_To do_
Return only the count of lines in which the word "growth" appears.
______________________________
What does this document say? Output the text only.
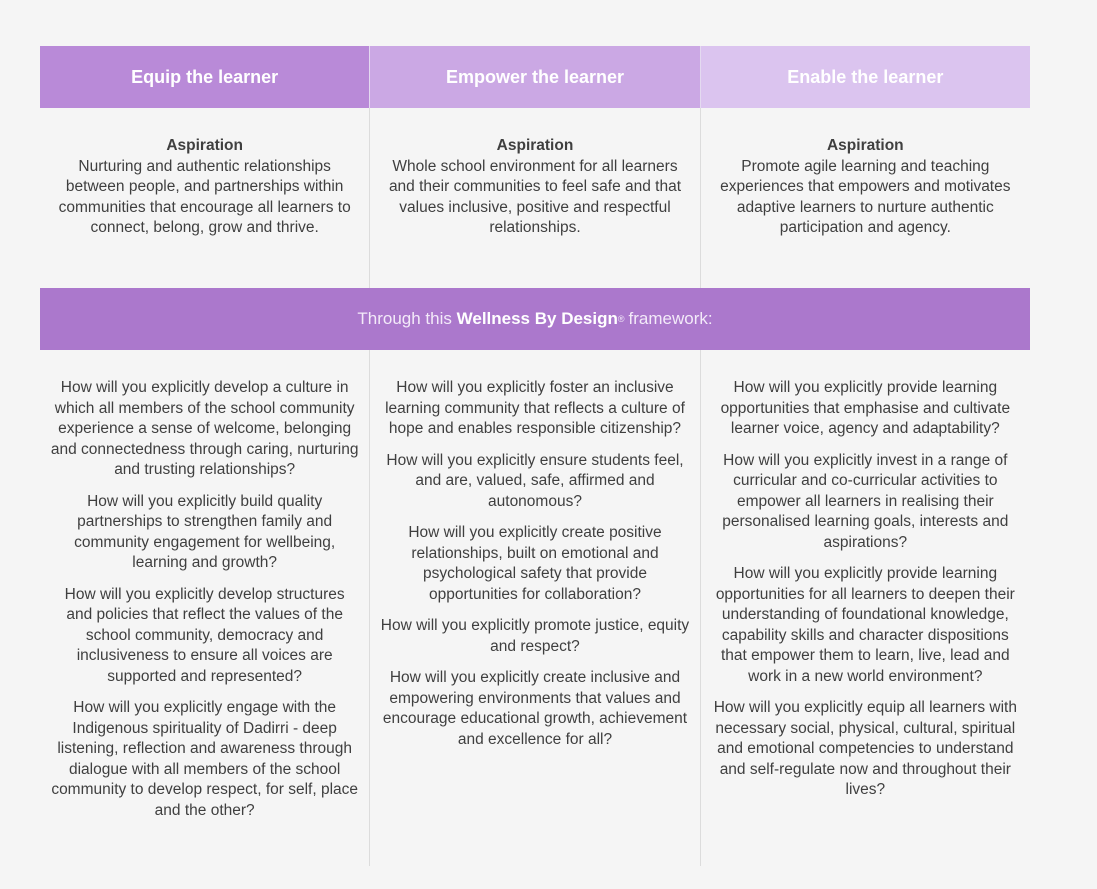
Equip the learner	Empower the learner	Enable the learner
Aspiration
Nurturing and authentic relationships between people, and partnerships within communities that encourage all learners to connect, belong, grow and thrive.
Aspiration
Whole school environment for all learners and their communities to feel safe and that values inclusive, positive and respectful relationships.
Aspiration
Promote agile learning and teaching experiences that empowers and motivates adaptive learners to nurture authentic participation and agency.
Through this
Wellness By Design ® framework:

How will you explicitly develop a culture in which all members of the school community experience a sense of welcome, belonging and connectedness through caring, nurturing and trusting relationships?

How will you explicitly build quality partnerships to strengthen family and community engagement for wellbeing, learning and growth?

How will you explicitly develop structures and policies that reflect the values of the school community, democracy and inclusiveness to ensure all voices are supported and represented?

How will you explicitly engage with the Indigenous spirituality of Dadirri - deep listening, reflection and awareness through dialogue with all members of the school community to develop respect, for self, place and the other?

How will you explicitly foster an inclusive learning community that reflects a culture of hope and enables responsible citizenship?

How will you explicitly ensure students feel, and are, valued, safe, affirmed and autonomous?

How will you explicitly create positive relationships, built on emotional and psychological safety that provide opportunities for collaboration?

How will you explicitly promote justice, equity and respect?

How will you explicitly create inclusive and empowering environments that values and encourage educational growth, achievement and excellence for all?

How will you explicitly provide learning opportunities that emphasise and cultivate learner voice, agency and adaptability?

How will you explicitly invest in a range of curricular and co-curricular activities to empower all learners in realising their personalised learning goals, interests and aspirations?

How will you explicitly provide learning opportunities for all learners to deepen their understanding of foundational knowledge, capability skills and character dispositions that empower them to learn, live, lead and work in a new world environment?

How will you explicitly equip all learners with necessary social, physical, cultural, spiritual and emotional competencies to understand and self-regulate now and throughout their lives?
______________________________
_Exercise solution_
2